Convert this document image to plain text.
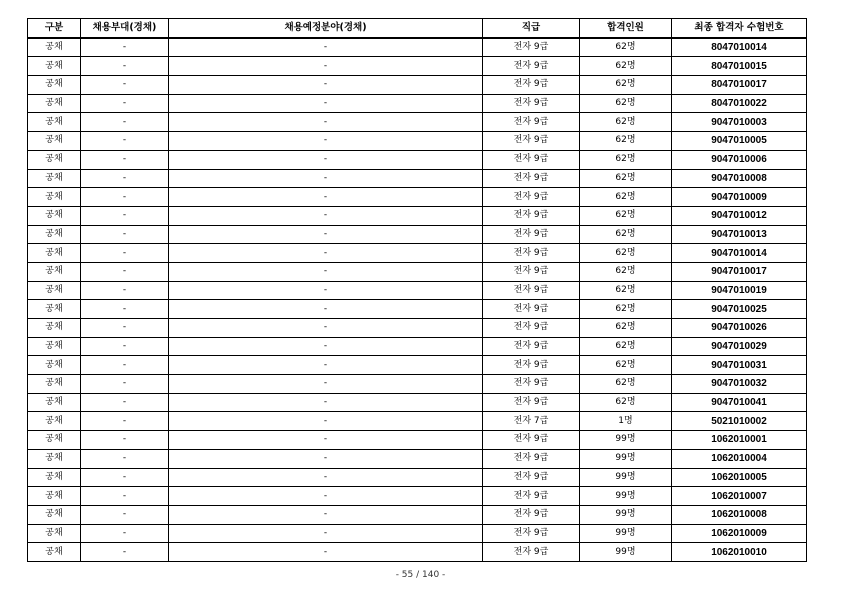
구분	채용부대(경채)	채용예정분야(경채)	직급	합격인원	최종 합격자 수험번호
공채	-	-	전자 9급	62명	8047010014
공채	-	-	전자 9급	62명	8047010015
공채	-	-	전자 9급	62명	8047010017
공채	-	-	전자 9급	62명	8047010022
공채	-	-	전자 9급	62명	9047010003
공채	-	-	전자 9급	62명	9047010005
공채	-	-	전자 9급	62명	9047010006
공채	-	-	전자 9급	62명	9047010008
공채	-	-	전자 9급	62명	9047010009
공채	-	-	전자 9급	62명	9047010012
공채	-	-	전자 9급	62명	9047010013
공채	-	-	전자 9급	62명	9047010014
공채	-	-	전자 9급	62명	9047010017
공채	-	-	전자 9급	62명	9047010019
공채	-	-	전자 9급	62명	9047010025
공채	-	-	전자 9급	62명	9047010026
공채	-	-	전자 9급	62명	9047010029
공채	-	-	전자 9급	62명	9047010031
공채	-	-	전자 9급	62명	9047010032
공채	-	-	전자 9급	62명	9047010041
공채	-	-	전자 7급	1명	5021010002
공채	-	-	전자 9급	99명	1062010001
공채	-	-	전자 9급	99명	1062010004
공채	-	-	전자 9급	99명	1062010005
공채	-	-	전자 9급	99명	1062010007
공채	-	-	전자 9급	99명	1062010008
공채	-	-	전자 9급	99명	1062010009
공채	-	-	전자 9급	99명	1062010010
- 55 / 140 -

● What you are asked to do
Transcribe the whole listing exactly. Pictures stay out of your copy.

● Task response
Convert this document image to plain text.
구분	채용부대(경채)	채용예정분야(경채)	직급	합격인원	최종 합격자 수험번호
공채	-	-	전자 9급	62명	8047010014
공채	-	-	전자 9급	62명	8047010015
공채	-	-	전자 9급	62명	8047010017
공채	-	-	전자 9급	62명	8047010022
공채	-	-	전자 9급	62명	9047010003
공채	-	-	전자 9급	62명	9047010005
공채	-	-	전자 9급	62명	9047010006
공채	-	-	전자 9급	62명	9047010008
공채	-	-	전자 9급	62명	9047010009
공채	-	-	전자 9급	62명	9047010012
공채	-	-	전자 9급	62명	9047010013
공채	-	-	전자 9급	62명	9047010014
공채	-	-	전자 9급	62명	9047010017
공채	-	-	전자 9급	62명	9047010019
공채	-	-	전자 9급	62명	9047010025
공채	-	-	전자 9급	62명	9047010026
공채	-	-	전자 9급	62명	9047010029
공채	-	-	전자 9급	62명	9047010031
공채	-	-	전자 9급	62명	9047010032
공채	-	-	전자 9급	62명	9047010041
공채	-	-	전자 7급	1명	5021010002
공채	-	-	전자 9급	99명	1062010001
공채	-	-	전자 9급	99명	1062010004
공채	-	-	전자 9급	99명	1062010005
공채	-	-	전자 9급	99명	1062010007
공채	-	-	전자 9급	99명	1062010008
공채	-	-	전자 9급	99명	1062010009
공채	-	-	전자 9급	99명	1062010010
- 55 / 140 -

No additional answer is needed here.